OBJECTIVE
Your answer should be a single number: the count of lines that include the word "Other".
=== RECORDS PROVIDED ===
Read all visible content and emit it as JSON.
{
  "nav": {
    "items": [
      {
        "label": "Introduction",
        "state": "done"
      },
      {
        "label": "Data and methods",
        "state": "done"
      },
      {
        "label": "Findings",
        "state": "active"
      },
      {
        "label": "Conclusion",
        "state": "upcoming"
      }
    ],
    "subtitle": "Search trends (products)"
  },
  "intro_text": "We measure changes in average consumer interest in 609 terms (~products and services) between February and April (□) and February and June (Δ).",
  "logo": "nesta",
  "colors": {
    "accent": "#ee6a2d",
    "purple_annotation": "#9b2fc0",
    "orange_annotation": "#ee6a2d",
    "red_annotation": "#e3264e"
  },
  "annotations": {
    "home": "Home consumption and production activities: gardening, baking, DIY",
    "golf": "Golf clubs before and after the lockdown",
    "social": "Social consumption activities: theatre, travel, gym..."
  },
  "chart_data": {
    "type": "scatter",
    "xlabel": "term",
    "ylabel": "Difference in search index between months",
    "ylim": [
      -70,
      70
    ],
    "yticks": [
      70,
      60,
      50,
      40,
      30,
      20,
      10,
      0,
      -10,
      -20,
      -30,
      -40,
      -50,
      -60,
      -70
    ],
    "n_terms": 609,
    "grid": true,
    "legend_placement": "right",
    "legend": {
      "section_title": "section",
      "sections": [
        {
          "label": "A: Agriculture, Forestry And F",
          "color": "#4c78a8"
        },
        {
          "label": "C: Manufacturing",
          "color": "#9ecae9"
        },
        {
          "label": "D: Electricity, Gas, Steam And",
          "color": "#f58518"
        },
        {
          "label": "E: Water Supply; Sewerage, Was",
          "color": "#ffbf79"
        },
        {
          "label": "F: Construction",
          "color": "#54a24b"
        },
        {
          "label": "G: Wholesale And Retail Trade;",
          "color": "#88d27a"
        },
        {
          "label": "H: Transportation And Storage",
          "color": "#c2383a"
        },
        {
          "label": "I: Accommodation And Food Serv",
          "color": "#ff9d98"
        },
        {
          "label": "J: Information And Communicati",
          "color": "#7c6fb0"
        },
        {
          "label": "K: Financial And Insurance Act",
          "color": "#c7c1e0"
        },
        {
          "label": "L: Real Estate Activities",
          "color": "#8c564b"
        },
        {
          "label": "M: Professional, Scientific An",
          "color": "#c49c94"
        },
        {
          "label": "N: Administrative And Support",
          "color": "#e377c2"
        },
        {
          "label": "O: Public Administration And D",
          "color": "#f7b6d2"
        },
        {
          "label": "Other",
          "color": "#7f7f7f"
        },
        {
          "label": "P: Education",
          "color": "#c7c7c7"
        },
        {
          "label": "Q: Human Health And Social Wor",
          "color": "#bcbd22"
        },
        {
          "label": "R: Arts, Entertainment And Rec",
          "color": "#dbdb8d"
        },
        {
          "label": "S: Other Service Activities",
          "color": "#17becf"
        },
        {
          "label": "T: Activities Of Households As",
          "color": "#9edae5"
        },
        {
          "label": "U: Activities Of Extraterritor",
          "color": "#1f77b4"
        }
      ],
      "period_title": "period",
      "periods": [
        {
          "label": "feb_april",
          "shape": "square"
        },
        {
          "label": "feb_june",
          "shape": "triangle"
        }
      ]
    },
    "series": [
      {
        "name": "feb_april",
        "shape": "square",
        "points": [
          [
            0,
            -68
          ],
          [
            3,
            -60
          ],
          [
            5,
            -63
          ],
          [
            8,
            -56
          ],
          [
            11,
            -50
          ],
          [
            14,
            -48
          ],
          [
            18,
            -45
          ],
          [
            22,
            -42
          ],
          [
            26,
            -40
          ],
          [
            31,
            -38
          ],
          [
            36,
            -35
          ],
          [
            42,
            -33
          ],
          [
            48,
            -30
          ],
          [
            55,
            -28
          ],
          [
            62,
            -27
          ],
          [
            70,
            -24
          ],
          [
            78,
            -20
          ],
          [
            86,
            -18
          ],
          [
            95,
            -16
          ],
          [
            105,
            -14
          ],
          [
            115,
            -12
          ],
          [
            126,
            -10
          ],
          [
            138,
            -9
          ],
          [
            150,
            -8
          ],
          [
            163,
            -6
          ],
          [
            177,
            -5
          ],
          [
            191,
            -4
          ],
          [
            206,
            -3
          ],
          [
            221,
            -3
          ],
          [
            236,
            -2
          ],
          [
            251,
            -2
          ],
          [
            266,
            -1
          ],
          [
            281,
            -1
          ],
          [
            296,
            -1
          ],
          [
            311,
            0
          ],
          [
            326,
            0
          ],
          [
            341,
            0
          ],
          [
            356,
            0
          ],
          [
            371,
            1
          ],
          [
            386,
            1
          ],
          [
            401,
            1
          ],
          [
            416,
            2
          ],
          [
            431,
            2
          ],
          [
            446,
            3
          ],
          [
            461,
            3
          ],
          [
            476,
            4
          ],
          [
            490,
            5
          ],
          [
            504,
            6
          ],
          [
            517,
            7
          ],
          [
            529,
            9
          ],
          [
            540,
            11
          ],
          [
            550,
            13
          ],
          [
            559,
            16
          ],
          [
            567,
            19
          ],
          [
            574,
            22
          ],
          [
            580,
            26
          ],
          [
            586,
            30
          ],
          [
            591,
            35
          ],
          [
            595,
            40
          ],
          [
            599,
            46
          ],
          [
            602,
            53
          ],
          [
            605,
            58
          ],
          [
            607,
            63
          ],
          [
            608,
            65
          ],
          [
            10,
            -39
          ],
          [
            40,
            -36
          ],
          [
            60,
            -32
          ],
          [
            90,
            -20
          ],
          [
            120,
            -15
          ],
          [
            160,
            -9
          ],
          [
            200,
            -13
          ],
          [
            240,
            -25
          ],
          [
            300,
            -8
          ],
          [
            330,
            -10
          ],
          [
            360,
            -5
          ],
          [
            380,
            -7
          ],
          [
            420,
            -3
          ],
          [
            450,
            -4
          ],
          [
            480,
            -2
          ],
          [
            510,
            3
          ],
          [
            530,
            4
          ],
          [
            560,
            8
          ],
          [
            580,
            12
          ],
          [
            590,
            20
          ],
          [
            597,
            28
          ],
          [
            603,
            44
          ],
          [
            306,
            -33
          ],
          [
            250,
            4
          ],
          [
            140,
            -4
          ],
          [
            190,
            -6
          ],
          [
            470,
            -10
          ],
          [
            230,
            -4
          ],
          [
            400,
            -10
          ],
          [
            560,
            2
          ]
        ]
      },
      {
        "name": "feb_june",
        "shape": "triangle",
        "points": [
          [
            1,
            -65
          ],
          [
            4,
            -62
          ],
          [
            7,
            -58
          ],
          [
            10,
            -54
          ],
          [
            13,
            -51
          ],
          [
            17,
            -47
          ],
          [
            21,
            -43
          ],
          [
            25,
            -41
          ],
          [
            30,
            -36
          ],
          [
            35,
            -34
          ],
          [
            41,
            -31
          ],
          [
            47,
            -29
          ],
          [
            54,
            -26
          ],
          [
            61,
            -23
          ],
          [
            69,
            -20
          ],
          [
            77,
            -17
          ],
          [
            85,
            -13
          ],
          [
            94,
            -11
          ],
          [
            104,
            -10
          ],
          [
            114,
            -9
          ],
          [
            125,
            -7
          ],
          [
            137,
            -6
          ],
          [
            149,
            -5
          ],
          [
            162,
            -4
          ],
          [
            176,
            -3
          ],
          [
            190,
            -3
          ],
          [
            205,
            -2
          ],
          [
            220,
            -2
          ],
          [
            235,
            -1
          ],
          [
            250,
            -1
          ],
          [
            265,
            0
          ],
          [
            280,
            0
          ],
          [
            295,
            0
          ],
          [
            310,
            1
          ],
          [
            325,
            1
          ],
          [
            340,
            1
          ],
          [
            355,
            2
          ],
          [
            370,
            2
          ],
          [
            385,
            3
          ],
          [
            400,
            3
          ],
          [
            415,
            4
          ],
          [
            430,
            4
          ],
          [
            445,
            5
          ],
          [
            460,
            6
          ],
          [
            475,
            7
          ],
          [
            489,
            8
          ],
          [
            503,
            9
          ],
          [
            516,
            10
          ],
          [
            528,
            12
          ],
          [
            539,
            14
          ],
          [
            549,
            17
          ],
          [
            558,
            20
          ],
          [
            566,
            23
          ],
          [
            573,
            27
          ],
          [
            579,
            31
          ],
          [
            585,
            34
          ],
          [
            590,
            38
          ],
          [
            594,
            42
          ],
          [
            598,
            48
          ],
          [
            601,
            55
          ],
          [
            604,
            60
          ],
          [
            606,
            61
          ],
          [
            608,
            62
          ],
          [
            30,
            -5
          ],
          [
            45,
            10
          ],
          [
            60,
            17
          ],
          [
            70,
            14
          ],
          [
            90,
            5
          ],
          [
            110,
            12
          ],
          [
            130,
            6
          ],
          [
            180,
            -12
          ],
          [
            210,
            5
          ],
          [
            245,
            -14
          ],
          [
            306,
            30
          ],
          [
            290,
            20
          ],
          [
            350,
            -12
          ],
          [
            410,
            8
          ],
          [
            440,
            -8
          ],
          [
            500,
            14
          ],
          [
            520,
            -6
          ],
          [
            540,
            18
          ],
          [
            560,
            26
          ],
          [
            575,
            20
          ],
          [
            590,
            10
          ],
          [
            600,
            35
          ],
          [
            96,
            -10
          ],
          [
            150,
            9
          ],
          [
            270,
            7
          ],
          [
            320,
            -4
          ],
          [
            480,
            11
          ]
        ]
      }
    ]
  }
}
===
TASK RESPONSE
2